Documento:
********
Jérôme Sueur, le sonorità della natura

Onnipresente e costitutivo di ecologie e paesaggi, il suono si confonde con l’ambiente senza cui non esisterebbe. Aria, acqua, piante, pietra… son loro che in realtà lo propagano. Trascorrendo nella dimensione di una temporalità evanescente, nasce da un movimento, da una deformazione dell’ambiente, con ciò rivelandone il cambiamento di stato.
A contraltare di un’attenzione al paesaggio sonoro, soundscape nella definizione anni 60 di Raymond Murray Schafer – l’insieme dei suoni che possono esser sentiti in un luogo e in un momento precisi –, dove, da musicista, la percezione e la lettura del mondo son preminentemente consegnati all’ascolto umano, e di un approccio alla storia del sensibile alla Alain Corbin dove componenti fondamentali come suono e silenzio in dialettica vengono presi in conto e interpretati nel loro contesto culturalmente determinato, Jérôme Sueur si concentra sulla dimensione sonora della natura. Interrogando le sue molteplici forme e interrelazioni, da naturalista ad ampio spettro e direttore del laboratorio di ecoacustica al Museo nazionale di storia naturale di Parigi (Storia naturale del silenzio, Nottetempo, pp. 247, € 18,90).
Dall’ascolto sensibile e analitico di una natura dove ogni specie e ogni individuo percepisce l’ambiente in funzione delle proprie capacità sensoriali, modalità di ricezione e emissione sonora, risulta una sorprendente varietà acustica, di segnali incidentali e intenzionali, di modulazioni, tempi, ritmi, sfumature, timbri.
Tante quante sono le funzioni comportamentali, sociali, ecologiche di suoni emessi, percepiti e interpretati, così molteplici sono i tipi di silenzio: di gruppo, di disciplina, amoroso, di battaglia e, specialmente, di sopravvivenza: motore di un’intera ecologia.

Felix Valloton, Il vento, 1910, National Gallery of Art, Washington DC

Tra i molteplici criteri per tentare di ordinare questo vasto assortimento acustico – proprietà fisiche, origine, mezzo di propagazione, funzioni –, congeniale è la classificazione di Bernie Krause che articola la sonosfera dei paesaggi naturali in tre grandi insiemi sulla base della natura delle loro fonti.
Di base, la componente della geofonia, l’insieme cioè dei suoni abiotici ma naturali, dallo scorrere delle acque di un ruscello alla risacca del mare, al fischio del vento rivelato dall’ostacolo di alberi e rocce, al sobbollire delle effusioni magmatiche, allo sfregare dei ghiacci in scivolata, che ha a lungo dominato – quasi 4 miliardi di anni – su una terra peraltro mai silenziosa; poi, in relazione a fasi alternate di aumenti e crisi della biodiversità sotto e sopra l’acqua, l’affermarsi della biofonia che riunisce tutti quelli di origine vegetale (gli schiocchi di chicchi di granoturco) e animale. Volta a volta colti come indicatori di sorveglianza e sopravvivenza o emessi come intenzionali, anche in forma di comunicazione intraspecifica – dalle stridulazioni degli insetti ai canti armonici delle balene –; con le mille forme della loro proiezione nell’ambiente, veicolate da specifiche anatomiche come dall’uso di oggetti esterni: “grilli che utilizzano foglie come diffusori, grillotalpe che scavano gallerie come cornetti acustici, rane che si siedono dentro tronchi vuoti e risonanti, pesci che brontolano all’interno di ostriche perlifere la cui conchiglia funge da amplificatore”.
********
Dati forniti:
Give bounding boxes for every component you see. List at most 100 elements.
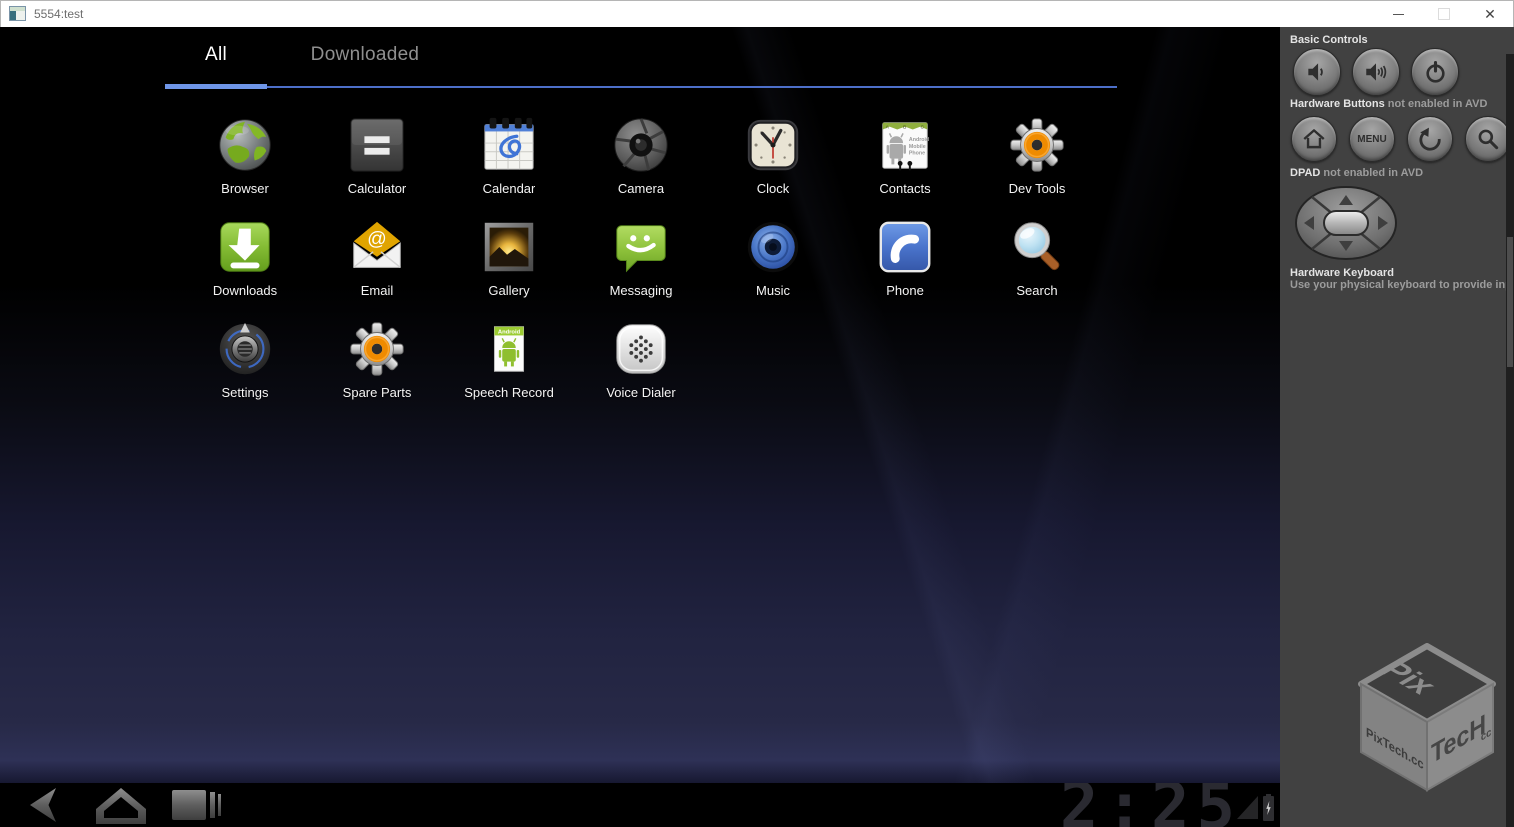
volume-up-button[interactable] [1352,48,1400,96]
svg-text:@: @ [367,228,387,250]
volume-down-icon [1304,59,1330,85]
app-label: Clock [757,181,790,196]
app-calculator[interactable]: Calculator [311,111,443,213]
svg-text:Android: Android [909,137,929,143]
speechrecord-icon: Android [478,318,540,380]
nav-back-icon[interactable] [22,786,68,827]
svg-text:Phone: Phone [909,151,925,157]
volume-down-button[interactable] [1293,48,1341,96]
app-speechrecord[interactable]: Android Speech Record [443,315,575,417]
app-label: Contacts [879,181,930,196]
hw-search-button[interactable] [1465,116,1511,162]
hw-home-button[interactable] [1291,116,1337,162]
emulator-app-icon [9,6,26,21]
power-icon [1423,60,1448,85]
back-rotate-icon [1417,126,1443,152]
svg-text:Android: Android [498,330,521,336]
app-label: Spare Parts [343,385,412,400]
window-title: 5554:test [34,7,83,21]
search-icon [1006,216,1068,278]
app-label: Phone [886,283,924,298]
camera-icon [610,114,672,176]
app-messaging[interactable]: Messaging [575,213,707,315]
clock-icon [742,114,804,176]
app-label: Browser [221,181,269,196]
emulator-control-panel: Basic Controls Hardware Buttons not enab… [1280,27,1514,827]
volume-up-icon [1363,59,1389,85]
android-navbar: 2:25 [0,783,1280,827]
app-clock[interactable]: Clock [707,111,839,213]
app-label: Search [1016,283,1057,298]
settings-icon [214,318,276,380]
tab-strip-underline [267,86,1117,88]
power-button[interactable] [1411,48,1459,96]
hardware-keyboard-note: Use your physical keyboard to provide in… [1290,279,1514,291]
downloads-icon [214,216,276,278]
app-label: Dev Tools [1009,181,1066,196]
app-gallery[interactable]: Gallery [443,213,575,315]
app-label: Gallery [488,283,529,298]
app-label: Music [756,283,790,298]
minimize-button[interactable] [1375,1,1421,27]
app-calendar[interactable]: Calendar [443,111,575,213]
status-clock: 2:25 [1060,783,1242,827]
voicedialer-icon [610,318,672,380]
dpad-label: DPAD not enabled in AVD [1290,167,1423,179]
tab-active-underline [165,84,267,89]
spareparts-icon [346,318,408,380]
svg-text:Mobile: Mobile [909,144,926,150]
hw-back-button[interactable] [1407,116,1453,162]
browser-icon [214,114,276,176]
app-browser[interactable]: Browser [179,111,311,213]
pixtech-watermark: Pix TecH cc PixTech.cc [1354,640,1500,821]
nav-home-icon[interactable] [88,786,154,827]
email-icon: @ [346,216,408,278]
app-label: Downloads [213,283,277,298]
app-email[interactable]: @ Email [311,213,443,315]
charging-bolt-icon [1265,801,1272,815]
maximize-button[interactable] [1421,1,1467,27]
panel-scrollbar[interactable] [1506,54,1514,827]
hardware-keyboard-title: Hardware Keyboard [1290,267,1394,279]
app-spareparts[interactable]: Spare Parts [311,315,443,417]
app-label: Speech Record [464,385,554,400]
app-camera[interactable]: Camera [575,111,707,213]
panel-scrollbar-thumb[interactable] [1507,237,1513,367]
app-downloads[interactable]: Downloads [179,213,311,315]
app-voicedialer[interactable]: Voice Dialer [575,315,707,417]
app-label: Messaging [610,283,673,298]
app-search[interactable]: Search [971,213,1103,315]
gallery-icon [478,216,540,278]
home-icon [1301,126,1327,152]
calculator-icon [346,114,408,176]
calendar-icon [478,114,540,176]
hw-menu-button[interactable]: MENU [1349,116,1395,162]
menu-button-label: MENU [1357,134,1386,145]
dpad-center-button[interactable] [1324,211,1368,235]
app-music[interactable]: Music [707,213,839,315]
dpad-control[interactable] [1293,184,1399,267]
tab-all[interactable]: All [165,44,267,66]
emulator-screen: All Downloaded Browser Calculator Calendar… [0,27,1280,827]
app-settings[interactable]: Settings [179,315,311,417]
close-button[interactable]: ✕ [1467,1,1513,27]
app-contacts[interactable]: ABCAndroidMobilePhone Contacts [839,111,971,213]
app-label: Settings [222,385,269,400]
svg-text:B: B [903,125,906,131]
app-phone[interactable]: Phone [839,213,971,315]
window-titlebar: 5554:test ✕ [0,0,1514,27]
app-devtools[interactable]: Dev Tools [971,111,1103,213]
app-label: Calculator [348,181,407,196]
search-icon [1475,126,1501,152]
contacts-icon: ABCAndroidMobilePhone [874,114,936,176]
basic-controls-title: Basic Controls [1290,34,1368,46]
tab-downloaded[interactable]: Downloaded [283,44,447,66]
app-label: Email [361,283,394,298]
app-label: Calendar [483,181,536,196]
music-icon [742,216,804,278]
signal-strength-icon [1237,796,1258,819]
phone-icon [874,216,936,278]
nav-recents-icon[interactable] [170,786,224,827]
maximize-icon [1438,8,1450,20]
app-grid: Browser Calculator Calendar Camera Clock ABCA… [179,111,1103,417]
********
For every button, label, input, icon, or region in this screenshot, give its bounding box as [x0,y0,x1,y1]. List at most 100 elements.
********
Esercizi proposti:
1. Stabilisci se ciascuna di queste affermazioni concorda con l'articolo sulle sonorità della natura: (a) Bernie Krause ordina la sonosfera dei paesaggi naturali in tre grandi insiemi in base alla natura delle loro fonti; (b) la geofonia ha dominato per quasi 4 miliardi di anni; (c) Jérôme Sueur dirige il laboratorio di ecoacustica al Museo nazionale di storia naturale di Londra. Per ognuna rispondi sì o no e cita le parole decisive del testo.
2. Secondo l'articolo sulle sonorità della natura, a chi si deve la definizione di soundscape degli anni 60?
3. Riscrivi il passo dell'articolo sulle sonorità della natura compreso tra "Felix Valloton, Il" e "delle loro fonti.", estremi inclusi, mettendo "ampio repertorio sonoro" al posto di "vasto assortimento acustico".
Le voci riportate costituiscono materiale a sé, separato dall'articolo.

Soluzioni:
1.
(a) Sì: "articola la sonosfera dei paesaggi naturali in tre grandi insiemi sulla base della natura delle loro fonti".
(b) Sì: "che ha a lungo dominato – quasi 4 miliardi di anni –".
(c) No: "direttore del laboratorio di ecoacustica al Museo nazionale di storia naturale di Parigi".

2. La definizione si deve a Raymond Murray Schafer.

3.
Felix Valloton, Il vento, 1910, National Gallery of Art, Washington DC

Tra i molteplici criteri per tentare di ordinare questo ampio repertorio sonoro – proprietà fisiche, origine, mezzo di propagazione, funzioni –, congeniale è la classificazione di Bernie Krause che articola la sonosfera dei paesaggi naturali in tre grandi insiemi sulla base della natura delle loro fonti.